Set down each line of the material that follows, exactly, with no pictures.

——————————

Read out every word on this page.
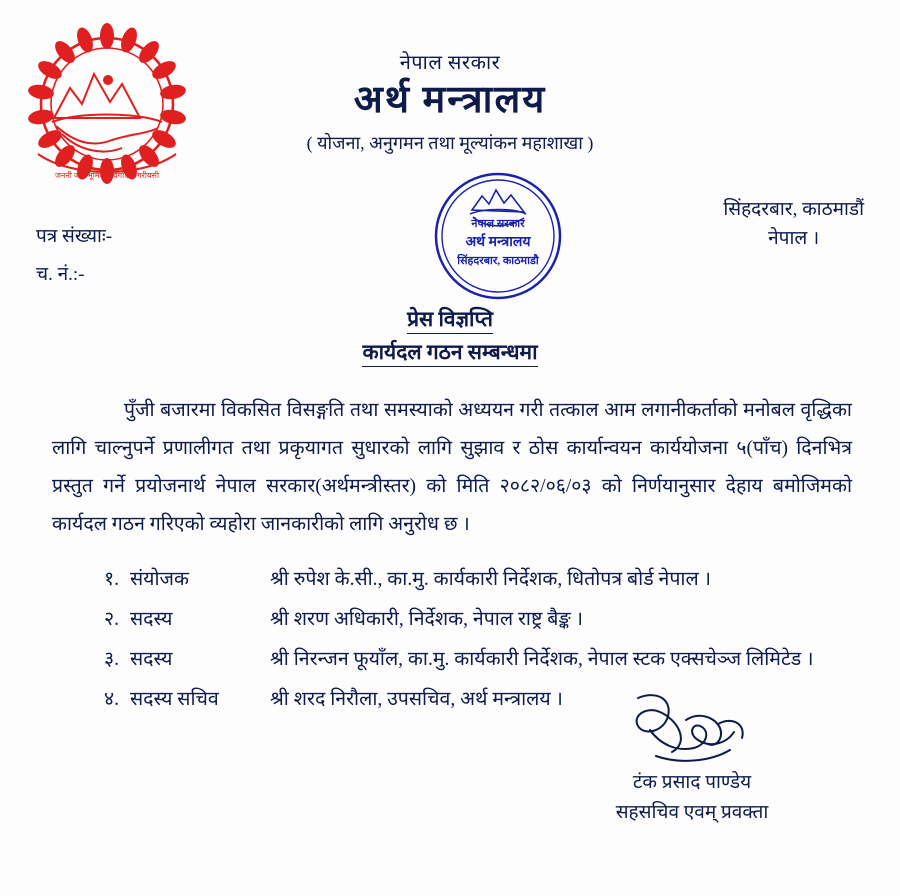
जननी जन्मभूमिश्च स्वर्गादपि गरीयसी
नेपाल सरकार
अर्थ मन्त्रालय
( योजना, अनुगमन तथा मूल्यांकन महाशाखा )
नेपाल सरकार
अर्थ मन्त्रालय
सिंहदरबार, काठमाडौ
सिंहदरबार, काठमाडौं
नेपाल ।
पत्र संख्याः-
च. नं.:-
प्रेस विज्ञप्ति
कार्यदल गठन सम्बन्धमा
पुँजी बजारमा विकसित विसङ्गति तथा समस्याको अध्ययन गरी तत्काल आम लगानीकर्ताको मनोबल वृद्धिका लागि चाल्नुपर्ने प्रणालीगत तथा प्रकृयागत सुधारको लागि सुझाव र ठोस कार्यान्वयन कार्ययोजना ५(पाँच) दिनभित्र प्रस्तुत गर्ने प्रयोजनार्थ नेपाल सरकार(अर्थमन्त्रीस्तर) को मिति २०८२/०६/०३ को निर्णयानुसार देहाय बमोजिमको कार्यदल गठन गरिएको व्यहोरा जानकारीको लागि अनुरोध छ ।
१. संयोजक	श्री रुपेश के.सी., का.मु. कार्यकारी निर्देशक, धितोपत्र बोर्ड नेपाल ।
२. सदस्य	श्री शरण अधिकारी, निर्देशक, नेपाल राष्ट्र बैङ्क ।
३. सदस्य	श्री निरन्जन फूयाँल, का.मु. कार्यकारी निर्देशक, नेपाल स्टक एक्सचेञ्ज लिमिटेड ।
४. सदस्य सचिव	श्री शरद निरौला, उपसचिव, अर्थ मन्त्रालय ।
टंक प्रसाद पाण्डेय
सहसचिव एवम् प्रवक्ता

——————————

> Result of the exercise
Read out every word on this page.
जननी जन्मभूमिश्च स्वर्गादपि गरीयसी
नेपाल सरकार
अर्थ मन्त्रालय
( योजना, अनुगमन तथा मूल्यांकन महाशाखा )
नेपाल सरकार
अर्थ मन्त्रालय
सिंहदरबार, काठमाडौ
सिंहदरबार, काठमाडौं
नेपाल ।
पत्र संख्याः-
च. नं.:-
प्रेस विज्ञप्ति
कार्यदल गठन सम्बन्धमा
पुँजी बजारमा विकसित विसङ्गति तथा समस्याको अध्ययन गरी तत्काल आम लगानीकर्ताको मनोबल वृद्धिका लागि चाल्नुपर्ने प्रणालीगत तथा प्रकृयागत सुधारको लागि सुझाव र ठोस कार्यान्वयन कार्ययोजना ५(पाँच) दिनभित्र प्रस्तुत गर्ने प्रयोजनार्थ नेपाल सरकार(अर्थमन्त्रीस्तर) को मिति २०८२/०६/०३ को निर्णयानुसार देहाय बमोजिमको कार्यदल गठन गरिएको व्यहोरा जानकारीको लागि अनुरोध छ ।
१. संयोजक	श्री रुपेश के.सी., का.मु. कार्यकारी निर्देशक, धितोपत्र बोर्ड नेपाल ।
२. सदस्य	श्री शरण अधिकारी, निर्देशक, नेपाल राष्ट्र बैङ्क ।
३. सदस्य	श्री निरन्जन फूयाँल, का.मु. कार्यकारी निर्देशक, नेपाल स्टक एक्सचेञ्ज लिमिटेड ।
४. सदस्य सचिव	श्री शरद निरौला, उपसचिव, अर्थ मन्त्रालय ।
टंक प्रसाद पाण्डेय
सहसचिव एवम् प्रवक्ता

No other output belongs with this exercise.